▶ **Task to complete**
Reproduce all the entries precisely.

▶ **Listing**

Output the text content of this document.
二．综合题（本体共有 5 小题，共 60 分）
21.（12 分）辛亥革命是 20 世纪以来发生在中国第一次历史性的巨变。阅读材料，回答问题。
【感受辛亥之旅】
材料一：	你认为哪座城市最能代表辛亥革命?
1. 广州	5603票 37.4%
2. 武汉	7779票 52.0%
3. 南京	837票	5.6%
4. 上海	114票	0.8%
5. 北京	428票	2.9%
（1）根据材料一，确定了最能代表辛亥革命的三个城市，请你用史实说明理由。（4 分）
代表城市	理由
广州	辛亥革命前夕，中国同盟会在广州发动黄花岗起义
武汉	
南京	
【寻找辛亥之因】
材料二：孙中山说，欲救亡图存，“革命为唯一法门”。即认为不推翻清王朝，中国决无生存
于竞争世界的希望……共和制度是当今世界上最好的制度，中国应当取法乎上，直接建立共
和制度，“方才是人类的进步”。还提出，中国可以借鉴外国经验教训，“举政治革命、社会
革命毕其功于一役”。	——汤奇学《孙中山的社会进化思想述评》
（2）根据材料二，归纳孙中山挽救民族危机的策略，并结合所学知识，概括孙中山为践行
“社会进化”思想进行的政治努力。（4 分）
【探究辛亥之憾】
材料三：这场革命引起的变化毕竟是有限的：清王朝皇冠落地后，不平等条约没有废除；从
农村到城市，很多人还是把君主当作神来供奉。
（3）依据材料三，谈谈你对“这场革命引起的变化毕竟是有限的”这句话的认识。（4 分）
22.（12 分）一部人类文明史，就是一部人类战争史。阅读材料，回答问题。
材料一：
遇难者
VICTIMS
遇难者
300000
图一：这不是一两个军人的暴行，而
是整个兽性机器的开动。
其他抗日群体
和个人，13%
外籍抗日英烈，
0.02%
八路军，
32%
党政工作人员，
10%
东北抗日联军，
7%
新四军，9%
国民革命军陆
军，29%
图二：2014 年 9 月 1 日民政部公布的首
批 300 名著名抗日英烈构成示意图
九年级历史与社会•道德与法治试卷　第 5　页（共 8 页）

▶ **Solution to this task**
Output the text content of this document.
二．综合题（本体共有 5 小题，共 60 分）
21.（12 分）辛亥革命是 20 世纪以来发生在中国第一次历史性的巨变。阅读材料，回答问题。
【感受辛亥之旅】
材料一：	你认为哪座城市最能代表辛亥革命?
1. 广州	5603票 37.4%
2. 武汉	7779票 52.0%
3. 南京	837票	5.6%
4. 上海	114票	0.8%
5. 北京	428票	2.9%
（1）根据材料一，确定了最能代表辛亥革命的三个城市，请你用史实说明理由。（4 分）
代表城市	理由
广州	辛亥革命前夕，中国同盟会在广州发动黄花岗起义
武汉	
南京	
【寻找辛亥之因】
材料二：孙中山说，欲救亡图存，“革命为唯一法门”。即认为不推翻清王朝，中国决无生存
于竞争世界的希望……共和制度是当今世界上最好的制度，中国应当取法乎上，直接建立共
和制度，“方才是人类的进步”。还提出，中国可以借鉴外国经验教训，“举政治革命、社会
革命毕其功于一役”。	——汤奇学《孙中山的社会进化思想述评》
（2）根据材料二，归纳孙中山挽救民族危机的策略，并结合所学知识，概括孙中山为践行
“社会进化”思想进行的政治努力。（4 分）
【探究辛亥之憾】
材料三：这场革命引起的变化毕竟是有限的：清王朝皇冠落地后，不平等条约没有废除；从
农村到城市，很多人还是把君主当作神来供奉。
（3）依据材料三，谈谈你对“这场革命引起的变化毕竟是有限的”这句话的认识。（4 分）
22.（12 分）一部人类文明史，就是一部人类战争史。阅读材料，回答问题。
材料一：
遇难者
VICTIMS
遇难者
300000
图一：这不是一两个军人的暴行，而
是整个兽性机器的开动。
其他抗日群体
和个人，13%
外籍抗日英烈，
0.02%
八路军，
32%
党政工作人员，
10%
东北抗日联军，
7%
新四军，9%
国民革命军陆
军，29%
图二：2014 年 9 月 1 日民政部公布的首
批 300 名著名抗日英烈构成示意图
九年级历史与社会•道德与法治试卷　第 5　页（共 8 页）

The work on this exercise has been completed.